Given exercise:
Repeat the data that follows, word for word, without the images.

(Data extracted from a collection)
===============
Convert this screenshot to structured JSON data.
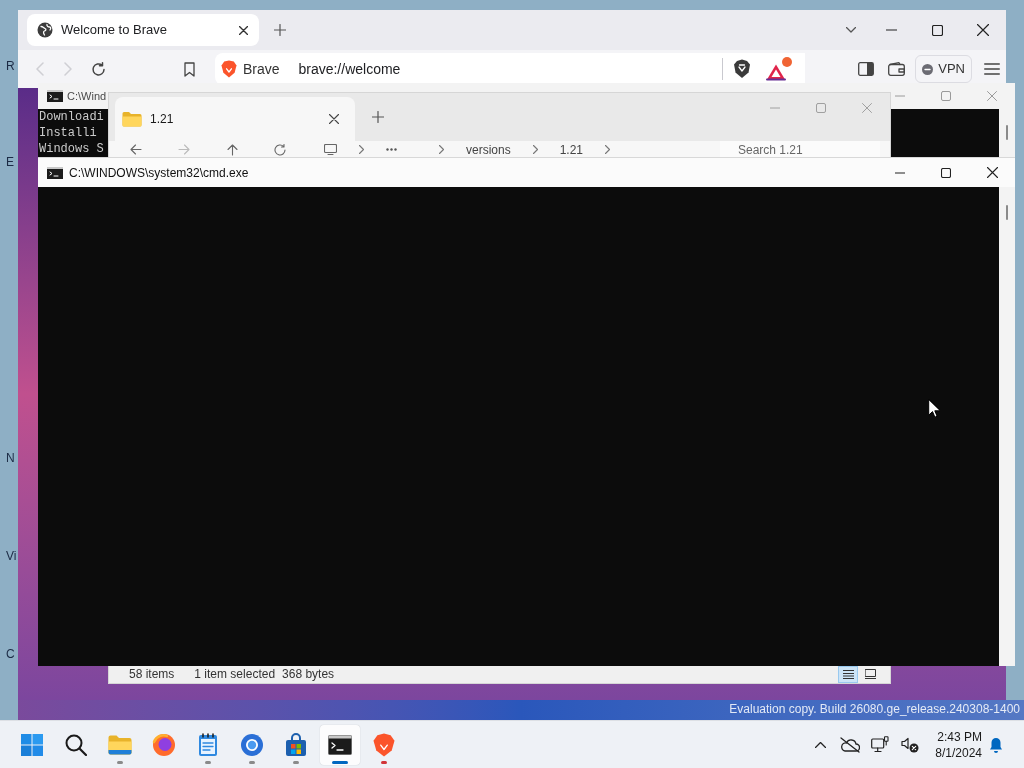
{
  "desktop": {
    "icon_labels": [
      "R",
      "E",
      "N",
      "Vi",
      "C"
    ],
    "evaluation_notice": "Evaluation copy. Build 26080.ge_release.240308-1400"
  },
  "browser": {
    "tabs": [
      {
        "title": "Welcome to Brave",
        "selected": true
      }
    ],
    "back": {
      "disabled": true
    },
    "forward": {
      "disabled": true
    },
    "site_label": "Brave",
    "url": "brave://welcome",
    "vpn_label": "VPN"
  },
  "console_back": {
    "title": "C:\\Wind",
    "lines": [
      "Downloadi",
      "Installi",
      "Windows S"
    ]
  },
  "explorer": {
    "tabs": [
      {
        "title": "1.21",
        "selected": true
      }
    ],
    "breadcrumb": [
      "versions",
      "1.21"
    ],
    "search_placeholder": "Search 1.21",
    "status": [
      "58 items",
      "1 item selected",
      "368 bytes"
    ],
    "views": [
      {
        "kind": "details",
        "selected": true
      },
      {
        "kind": "tiles",
        "selected": false
      }
    ]
  },
  "console_front": {
    "title": "C:\\WINDOWS\\system32\\cmd.exe"
  },
  "taskbar": {
    "apps": [
      {
        "kind": "start",
        "running": false,
        "active": false,
        "attention": false
      },
      {
        "kind": "search",
        "running": false,
        "active": false,
        "attention": false
      },
      {
        "kind": "folder",
        "running": true,
        "active": false,
        "attention": false
      },
      {
        "kind": "fox-browser",
        "running": false,
        "active": false,
        "attention": false
      },
      {
        "kind": "notepad",
        "running": true,
        "active": false,
        "attention": false
      },
      {
        "kind": "blue-browser",
        "running": true,
        "active": false,
        "attention": false
      },
      {
        "kind": "store",
        "running": true,
        "active": false,
        "attention": false
      },
      {
        "kind": "console",
        "running": true,
        "active": true,
        "attention": false
      },
      {
        "kind": "lion-browser",
        "running": true,
        "active": false,
        "attention": true
      }
    ],
    "clock": {
      "time": "2:43 PM",
      "date": "8/1/2024"
    }
  }
}
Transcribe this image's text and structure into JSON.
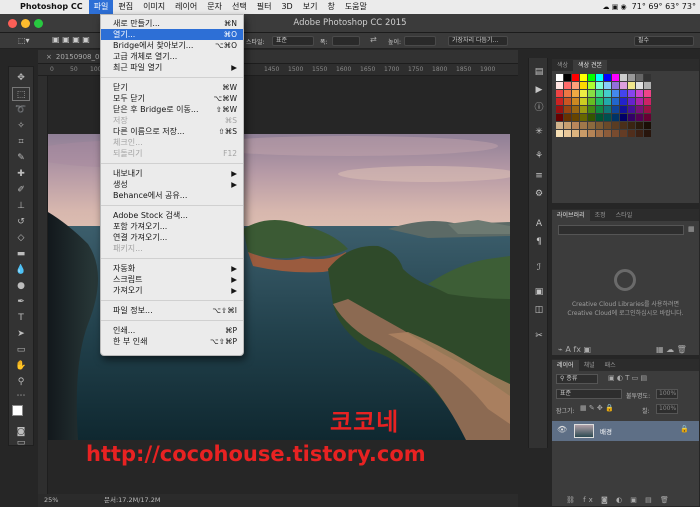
{
  "macbar": {
    "app_name": "Photoshop CC",
    "menus": [
      "파일",
      "편집",
      "이미지",
      "레이어",
      "문자",
      "선택",
      "필터",
      "3D",
      "보기",
      "창",
      "도움말"
    ],
    "status": "71°  69°  63°  73°"
  },
  "window": {
    "title": "Adobe Photoshop CC 2015"
  },
  "options": {
    "style_label": "스타일:",
    "style_value": "표준",
    "width_label": "폭:",
    "height_label": "높이:",
    "select_mask": "가장자리 다듬기...",
    "workspace": "필수"
  },
  "document": {
    "tab": "20150908_09",
    "ruler_ticks": [
      "0",
      "50",
      "100",
      "1450",
      "1500",
      "1550",
      "1600",
      "1650",
      "1700",
      "1750",
      "1800",
      "1850",
      "1900",
      "1950",
      "2000",
      "2050",
      "2100"
    ]
  },
  "statusbar": {
    "zoom": "25%",
    "doc_info": "문서:17.2M/17.2M"
  },
  "watermark": {
    "name": "코코네",
    "url": "http://cocohouse.tistory.com"
  },
  "swatches": {
    "tabs": [
      "색상",
      "색상 견본"
    ]
  },
  "libraries": {
    "tabs": [
      "라이브러리",
      "조정",
      "스타일"
    ],
    "message_line1": "Creative Cloud Libraries를 사용하려면",
    "message_line2": "Creative Cloud에 로그인하십시오 바랍니다."
  },
  "layers": {
    "tabs": [
      "레이어",
      "채널",
      "패스"
    ],
    "filter": "종류",
    "blend": "표준",
    "opacity_label": "불투명도:",
    "opacity": "100%",
    "lock_label": "잠그기:",
    "fill_label": "칠:",
    "fill": "100%",
    "layer_name": "배경"
  },
  "file_menu": {
    "items": [
      {
        "label": "새로 만들기...",
        "shortcut": "⌘N"
      },
      {
        "label": "열기...",
        "shortcut": "⌘O",
        "selected": true
      },
      {
        "label": "Bridge에서 찾아보기...",
        "shortcut": "⌥⌘O"
      },
      {
        "label": "고급 개체로 열기...",
        "shortcut": ""
      },
      {
        "label": "최근 파일 열기",
        "shortcut": "▶"
      },
      {
        "label": "닫기",
        "shortcut": "⌘W"
      },
      {
        "label": "모두 닫기",
        "shortcut": "⌥⌘W"
      },
      {
        "label": "닫은 후 Bridge로 이동...",
        "shortcut": "⇧⌘W"
      },
      {
        "label": "저장",
        "shortcut": "⌘S",
        "disabled": true
      },
      {
        "label": "다른 이름으로 저장...",
        "shortcut": "⇧⌘S"
      },
      {
        "label": "체크인...",
        "shortcut": "",
        "disabled": true
      },
      {
        "label": "되돌리기",
        "shortcut": "F12",
        "disabled": true
      },
      {
        "label": "내보내기",
        "shortcut": "▶"
      },
      {
        "label": "생성",
        "shortcut": "▶"
      },
      {
        "label": "Behance에서 공유...",
        "shortcut": ""
      },
      {
        "label": "Adobe Stock 검색...",
        "shortcut": ""
      },
      {
        "label": "포함 가져오기...",
        "shortcut": ""
      },
      {
        "label": "연결 가져오기...",
        "shortcut": ""
      },
      {
        "label": "패키지...",
        "shortcut": "",
        "disabled": true
      },
      {
        "label": "자동화",
        "shortcut": "▶"
      },
      {
        "label": "스크립트",
        "shortcut": "▶"
      },
      {
        "label": "가져오기",
        "shortcut": "▶"
      },
      {
        "label": "파일 정보...",
        "shortcut": "⌥⇧⌘I"
      },
      {
        "label": "인쇄...",
        "shortcut": "⌘P"
      },
      {
        "label": "한 부 인쇄",
        "shortcut": "⌥⇧⌘P"
      }
    ]
  }
}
===============
Solution for this exercise:
Convert this screenshot to structured JSON data.
{
  "desktop": {
    "icon_labels": [
      "R",
      "E",
      "N",
      "Vi",
      "C"
    ],
    "evaluation_notice": "Evaluation copy. Build 26080.ge_release.240308-1400"
  },
  "browser": {
    "tabs": [
      {
        "title": "Welcome to Brave",
        "selected": true
      }
    ],
    "back": {
      "disabled": true
    },
    "forward": {
      "disabled": true
    },
    "site_label": "Brave",
    "url": "brave://welcome",
    "vpn_label": "VPN"
  },
  "console_back": {
    "title": "C:\\Wind",
    "lines": [
      "Downloadi",
      "Installi",
      "Windows S"
    ]
  },
  "explorer": {
    "tabs": [
      {
        "title": "1.21",
        "selected": true
      }
    ],
    "breadcrumb": [
      "versions",
      "1.21"
    ],
    "search_placeholder": "Search 1.21",
    "status": [
      "58 items",
      "1 item selected",
      "368 bytes"
    ],
    "views": [
      {
        "kind": "details",
        "selected": true
      },
      {
        "kind": "tiles",
        "selected": false
      }
    ]
  },
  "console_front": {
    "title": "C:\\WINDOWS\\system32\\cmd.exe"
  },
  "taskbar": {
    "apps": [
      {
        "kind": "start",
        "running": false,
        "active": false,
        "attention": false
      },
      {
        "kind": "search",
        "running": false,
        "active": false,
        "attention": false
      },
      {
        "kind": "folder",
        "running": true,
        "active": false,
        "attention": false
      },
      {
        "kind": "fox-browser",
        "running": false,
        "active": false,
        "attention": false
      },
      {
        "kind": "notepad",
        "running": true,
        "active": false,
        "attention": false
      },
      {
        "kind": "blue-browser",
        "running": true,
        "active": false,
        "attention": false
      },
      {
        "kind": "store",
        "running": true,
        "active": false,
        "attention": false
      },
      {
        "kind": "console",
        "running": true,
        "active": true,
        "attention": false
      },
      {
        "kind": "lion-browser",
        "running": true,
        "active": false,
        "attention": true
      }
    ],
    "clock": {
      "time": "2:43 PM",
      "date": "8/1/2024"
    }
  }
}
Transcribe this image's text and structure into JSON.
{
  "macbar": {
    "app_name": "Photoshop CC",
    "menus": [
      "파일",
      "편집",
      "이미지",
      "레이어",
      "문자",
      "선택",
      "필터",
      "3D",
      "보기",
      "창",
      "도움말"
    ],
    "status": "71°  69°  63°  73°"
  },
  "window": {
    "title": "Adobe Photoshop CC 2015"
  },
  "options": {
    "style_label": "스타일:",
    "style_value": "표준",
    "width_label": "폭:",
    "height_label": "높이:",
    "select_mask": "가장자리 다듬기...",
    "workspace": "필수"
  },
  "document": {
    "tab": "20150908_09",
    "ruler_ticks": [
      "0",
      "50",
      "100",
      "1450",
      "1500",
      "1550",
      "1600",
      "1650",
      "1700",
      "1750",
      "1800",
      "1850",
      "1900",
      "1950",
      "2000",
      "2050",
      "2100"
    ]
  },
  "statusbar": {
    "zoom": "25%",
    "doc_info": "문서:17.2M/17.2M"
  },
  "watermark": {
    "name": "코코네",
    "url": "http://cocohouse.tistory.com"
  },
  "swatches": {
    "tabs": [
      "색상",
      "색상 견본"
    ]
  },
  "libraries": {
    "tabs": [
      "라이브러리",
      "조정",
      "스타일"
    ],
    "message_line1": "Creative Cloud Libraries를 사용하려면",
    "message_line2": "Creative Cloud에 로그인하십시오 바랍니다."
  },
  "layers": {
    "tabs": [
      "레이어",
      "채널",
      "패스"
    ],
    "filter": "종류",
    "blend": "표준",
    "opacity_label": "불투명도:",
    "opacity": "100%",
    "lock_label": "잠그기:",
    "fill_label": "칠:",
    "fill": "100%",
    "layer_name": "배경"
  },
  "file_menu": {
    "items": [
      {
        "label": "새로 만들기...",
        "shortcut": "⌘N"
      },
      {
        "label": "열기...",
        "shortcut": "⌘O",
        "selected": true
      },
      {
        "label": "Bridge에서 찾아보기...",
        "shortcut": "⌥⌘O"
      },
      {
        "label": "고급 개체로 열기...",
        "shortcut": ""
      },
      {
        "label": "최근 파일 열기",
        "shortcut": "▶"
      },
      {
        "label": "닫기",
        "shortcut": "⌘W"
      },
      {
        "label": "모두 닫기",
        "shortcut": "⌥⌘W"
      },
      {
        "label": "닫은 후 Bridge로 이동...",
        "shortcut": "⇧⌘W"
      },
      {
        "label": "저장",
        "shortcut": "⌘S",
        "disabled": true
      },
      {
        "label": "다른 이름으로 저장...",
        "shortcut": "⇧⌘S"
      },
      {
        "label": "체크인...",
        "shortcut": "",
        "disabled": true
      },
      {
        "label": "되돌리기",
        "shortcut": "F12",
        "disabled": true
      },
      {
        "label": "내보내기",
        "shortcut": "▶"
      },
      {
        "label": "생성",
        "shortcut": "▶"
      },
      {
        "label": "Behance에서 공유...",
        "shortcut": ""
      },
      {
        "label": "Adobe Stock 검색...",
        "shortcut": ""
      },
      {
        "label": "포함 가져오기...",
        "shortcut": ""
      },
      {
        "label": "연결 가져오기...",
        "shortcut": ""
      },
      {
        "label": "패키지...",
        "shortcut": "",
        "disabled": true
      },
      {
        "label": "자동화",
        "shortcut": "▶"
      },
      {
        "label": "스크립트",
        "shortcut": "▶"
      },
      {
        "label": "가져오기",
        "shortcut": "▶"
      },
      {
        "label": "파일 정보...",
        "shortcut": "⌥⇧⌘I"
      },
      {
        "label": "인쇄...",
        "shortcut": "⌘P"
      },
      {
        "label": "한 부 인쇄",
        "shortcut": "⌥⇧⌘P"
      }
    ]
  }
}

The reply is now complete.